Task prompt:
Scan the data for "screenshot" and copy the lines it appears in.

Data rows:
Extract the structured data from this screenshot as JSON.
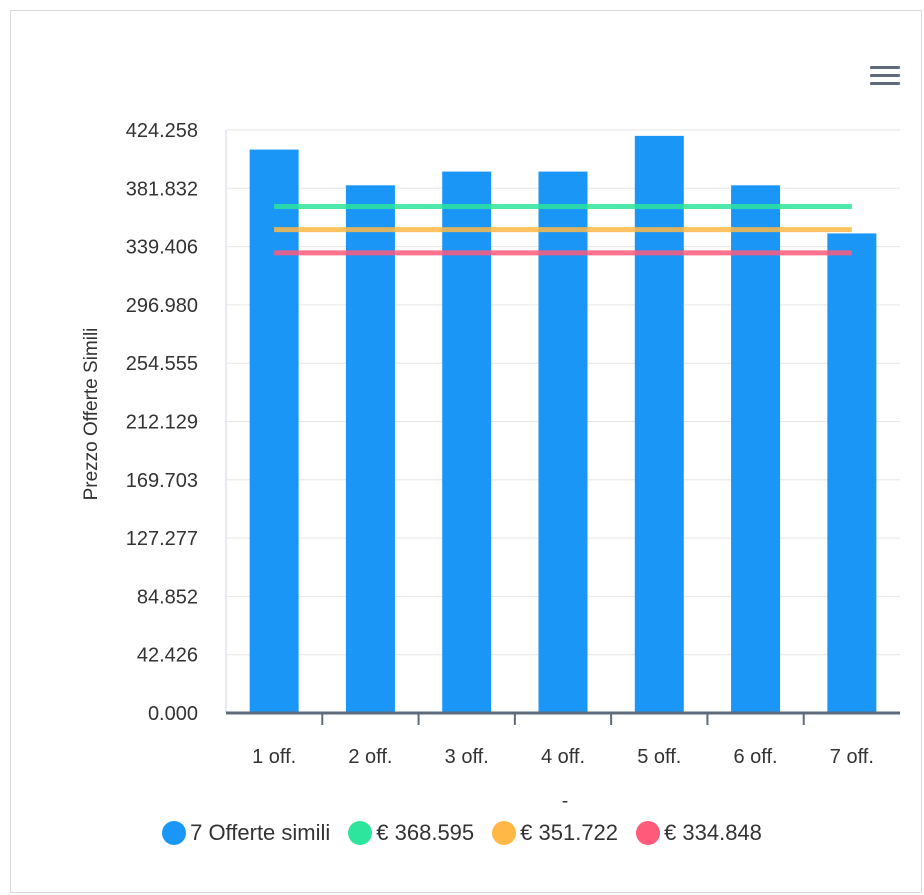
{
  "chart_data": {
    "type": "bar",
    "categories": [
      "1 off.",
      "2 off.",
      "3 off.",
      "4 off.",
      "5 off.",
      "6 off.",
      "7 off."
    ],
    "xlabel": "-",
    "ylabel": "Prezzo Offerte Simili",
    "ylim": [
      0,
      424.258
    ],
    "yticks": [
      "0.000",
      "42.426",
      "84.852",
      "127.277",
      "169.703",
      "212.129",
      "254.555",
      "296.980",
      "339.406",
      "381.832",
      "424.258"
    ],
    "grid": true,
    "legend_position": "bottom-center",
    "series": [
      {
        "name": "7 Offerte simili",
        "type": "bar",
        "color": "#1a96f6",
        "values": [
          410,
          384,
          394,
          394,
          420,
          384,
          349
        ]
      },
      {
        "name": "€ 368.595",
        "type": "line",
        "color": "#2ee59d",
        "value": 368.595
      },
      {
        "name": "€ 351.722",
        "type": "line",
        "color": "#ffb845",
        "value": 351.722
      },
      {
        "name": "€ 334.848",
        "type": "line",
        "color": "#ff5a7a",
        "value": 334.848
      }
    ]
  },
  "toolbar": {
    "menu_icon": "hamburger-menu-icon"
  }
}
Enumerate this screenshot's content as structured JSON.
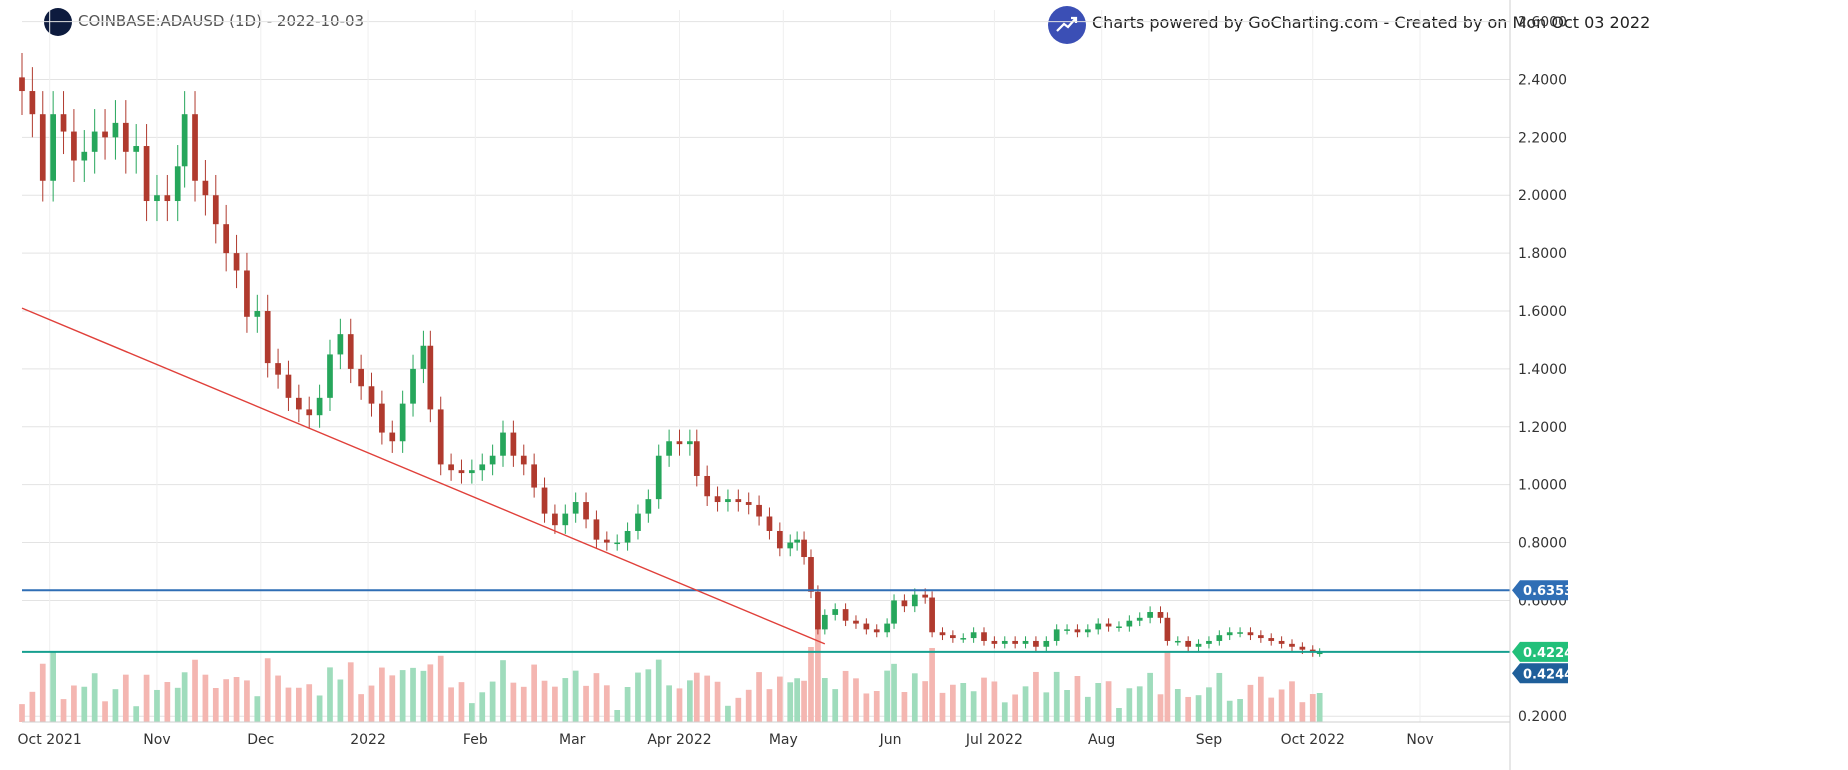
{
  "header": {
    "symbol_text": "COINBASE:ADAUSD (1D) - 2022-10-03",
    "powered_text": "Charts powered by GoCharting.com - Created by  on Mon Oct 03 2022",
    "logo_icon": "cardano-coin-icon",
    "powered_icon": "trend-up-chart-icon"
  },
  "colors": {
    "up": "#26a65b",
    "down": "#b03a2e",
    "vol_up": "#9fdcbc",
    "vol_down": "#f4b6b1",
    "resistance": "#2f6eb5",
    "support": "#169f8f",
    "trendline": "#e0403a",
    "grid": "#e3e3e3"
  },
  "chart_data": {
    "type": "candlestick",
    "title": "COINBASE:ADAUSD (1D) - 2022-10-03",
    "xlabel": "",
    "ylabel": "",
    "ylim": [
      0.18,
      2.64
    ],
    "y_ticks": [
      "2.6000",
      "2.4000",
      "2.2000",
      "2.0000",
      "1.8000",
      "1.6000",
      "1.4000",
      "1.2000",
      "1.0000",
      "0.8000",
      "0.6000",
      "0.2000"
    ],
    "y_tick_values": [
      2.6,
      2.4,
      2.2,
      2.0,
      1.8,
      1.6,
      1.4,
      1.2,
      1.0,
      0.8,
      0.6,
      0.2
    ],
    "x_ticks": [
      {
        "label": "Oct 2021",
        "date": "2021-10-01"
      },
      {
        "label": "Nov",
        "date": "2021-11-01"
      },
      {
        "label": "Dec",
        "date": "2021-12-01"
      },
      {
        "label": "2022",
        "date": "2022-01-01"
      },
      {
        "label": "Feb",
        "date": "2022-02-01"
      },
      {
        "label": "Mar",
        "date": "2022-03-01"
      },
      {
        "label": "Apr 2022",
        "date": "2022-04-01"
      },
      {
        "label": "May",
        "date": "2022-05-01"
      },
      {
        "label": "Jun",
        "date": "2022-06-01"
      },
      {
        "label": "Jul 2022",
        "date": "2022-07-01"
      },
      {
        "label": "Aug",
        "date": "2022-08-01"
      },
      {
        "label": "Sep",
        "date": "2022-09-01"
      },
      {
        "label": "Oct 2022",
        "date": "2022-10-01"
      },
      {
        "label": "Nov",
        "date": "2022-11-01"
      }
    ],
    "x_range": [
      "2021-09-23",
      "2022-11-27"
    ],
    "series": [
      {
        "name": "ADAUSD close",
        "points": [
          [
            "2021-09-23",
            2.36
          ],
          [
            "2021-09-26",
            2.28
          ],
          [
            "2021-09-29",
            2.05
          ],
          [
            "2021-10-02",
            2.28
          ],
          [
            "2021-10-05",
            2.22
          ],
          [
            "2021-10-08",
            2.12
          ],
          [
            "2021-10-11",
            2.15
          ],
          [
            "2021-10-14",
            2.22
          ],
          [
            "2021-10-17",
            2.2
          ],
          [
            "2021-10-20",
            2.25
          ],
          [
            "2021-10-23",
            2.15
          ],
          [
            "2021-10-26",
            2.17
          ],
          [
            "2021-10-29",
            1.98
          ],
          [
            "2021-11-01",
            2.0
          ],
          [
            "2021-11-04",
            1.98
          ],
          [
            "2021-11-07",
            2.1
          ],
          [
            "2021-11-09",
            2.28
          ],
          [
            "2021-11-12",
            2.05
          ],
          [
            "2021-11-15",
            2.0
          ],
          [
            "2021-11-18",
            1.9
          ],
          [
            "2021-11-21",
            1.8
          ],
          [
            "2021-11-24",
            1.74
          ],
          [
            "2021-11-27",
            1.58
          ],
          [
            "2021-11-30",
            1.6
          ],
          [
            "2021-12-03",
            1.42
          ],
          [
            "2021-12-06",
            1.38
          ],
          [
            "2021-12-09",
            1.3
          ],
          [
            "2021-12-12",
            1.26
          ],
          [
            "2021-12-15",
            1.24
          ],
          [
            "2021-12-18",
            1.3
          ],
          [
            "2021-12-21",
            1.45
          ],
          [
            "2021-12-24",
            1.52
          ],
          [
            "2021-12-27",
            1.4
          ],
          [
            "2021-12-30",
            1.34
          ],
          [
            "2022-01-02",
            1.28
          ],
          [
            "2022-01-05",
            1.18
          ],
          [
            "2022-01-08",
            1.15
          ],
          [
            "2022-01-11",
            1.28
          ],
          [
            "2022-01-14",
            1.4
          ],
          [
            "2022-01-17",
            1.48
          ],
          [
            "2022-01-19",
            1.26
          ],
          [
            "2022-01-22",
            1.07
          ],
          [
            "2022-01-25",
            1.05
          ],
          [
            "2022-01-28",
            1.04
          ],
          [
            "2022-01-31",
            1.05
          ],
          [
            "2022-02-03",
            1.07
          ],
          [
            "2022-02-06",
            1.1
          ],
          [
            "2022-02-09",
            1.18
          ],
          [
            "2022-02-12",
            1.1
          ],
          [
            "2022-02-15",
            1.07
          ],
          [
            "2022-02-18",
            0.99
          ],
          [
            "2022-02-21",
            0.9
          ],
          [
            "2022-02-24",
            0.86
          ],
          [
            "2022-02-27",
            0.9
          ],
          [
            "2022-03-02",
            0.94
          ],
          [
            "2022-03-05",
            0.88
          ],
          [
            "2022-03-08",
            0.81
          ],
          [
            "2022-03-11",
            0.8
          ],
          [
            "2022-03-14",
            0.8
          ],
          [
            "2022-03-17",
            0.84
          ],
          [
            "2022-03-20",
            0.9
          ],
          [
            "2022-03-23",
            0.95
          ],
          [
            "2022-03-26",
            1.1
          ],
          [
            "2022-03-29",
            1.15
          ],
          [
            "2022-04-01",
            1.14
          ],
          [
            "2022-04-04",
            1.15
          ],
          [
            "2022-04-06",
            1.03
          ],
          [
            "2022-04-09",
            0.96
          ],
          [
            "2022-04-12",
            0.94
          ],
          [
            "2022-04-15",
            0.95
          ],
          [
            "2022-04-18",
            0.94
          ],
          [
            "2022-04-21",
            0.93
          ],
          [
            "2022-04-24",
            0.89
          ],
          [
            "2022-04-27",
            0.84
          ],
          [
            "2022-04-30",
            0.78
          ],
          [
            "2022-05-03",
            0.8
          ],
          [
            "2022-05-05",
            0.81
          ],
          [
            "2022-05-07",
            0.75
          ],
          [
            "2022-05-09",
            0.63
          ],
          [
            "2022-05-11",
            0.5
          ],
          [
            "2022-05-13",
            0.55
          ],
          [
            "2022-05-16",
            0.57
          ],
          [
            "2022-05-19",
            0.53
          ],
          [
            "2022-05-22",
            0.52
          ],
          [
            "2022-05-25",
            0.5
          ],
          [
            "2022-05-28",
            0.49
          ],
          [
            "2022-05-31",
            0.52
          ],
          [
            "2022-06-02",
            0.6
          ],
          [
            "2022-06-05",
            0.58
          ],
          [
            "2022-06-08",
            0.62
          ],
          [
            "2022-06-11",
            0.61
          ],
          [
            "2022-06-13",
            0.49
          ],
          [
            "2022-06-16",
            0.48
          ],
          [
            "2022-06-19",
            0.47
          ],
          [
            "2022-06-22",
            0.47
          ],
          [
            "2022-06-25",
            0.49
          ],
          [
            "2022-06-28",
            0.46
          ],
          [
            "2022-07-01",
            0.45
          ],
          [
            "2022-07-04",
            0.46
          ],
          [
            "2022-07-07",
            0.45
          ],
          [
            "2022-07-10",
            0.46
          ],
          [
            "2022-07-13",
            0.44
          ],
          [
            "2022-07-16",
            0.46
          ],
          [
            "2022-07-19",
            0.5
          ],
          [
            "2022-07-22",
            0.5
          ],
          [
            "2022-07-25",
            0.49
          ],
          [
            "2022-07-28",
            0.5
          ],
          [
            "2022-07-31",
            0.52
          ],
          [
            "2022-08-03",
            0.51
          ],
          [
            "2022-08-06",
            0.51
          ],
          [
            "2022-08-09",
            0.53
          ],
          [
            "2022-08-12",
            0.54
          ],
          [
            "2022-08-15",
            0.56
          ],
          [
            "2022-08-18",
            0.54
          ],
          [
            "2022-08-20",
            0.46
          ],
          [
            "2022-08-23",
            0.46
          ],
          [
            "2022-08-26",
            0.44
          ],
          [
            "2022-08-29",
            0.45
          ],
          [
            "2022-09-01",
            0.46
          ],
          [
            "2022-09-04",
            0.48
          ],
          [
            "2022-09-07",
            0.49
          ],
          [
            "2022-09-10",
            0.49
          ],
          [
            "2022-09-13",
            0.48
          ],
          [
            "2022-09-16",
            0.47
          ],
          [
            "2022-09-19",
            0.46
          ],
          [
            "2022-09-22",
            0.45
          ],
          [
            "2022-09-25",
            0.44
          ],
          [
            "2022-09-28",
            0.43
          ],
          [
            "2022-10-01",
            0.42
          ],
          [
            "2022-10-03",
            0.42
          ]
        ]
      }
    ],
    "annotations": {
      "resistance_level": 0.6353,
      "support_level": 0.4224,
      "resistance_label": "0.6353",
      "support_label": "0.4224",
      "last_price_label": "0.4244",
      "last_price": 0.4244,
      "trendline": [
        [
          "2021-09-23",
          1.61
        ],
        [
          "2022-05-13",
          0.45
        ]
      ]
    }
  }
}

Expected answer:
Extract the structured data from this screenshot as JSON.
Enumerate this screenshot's content as structured JSON.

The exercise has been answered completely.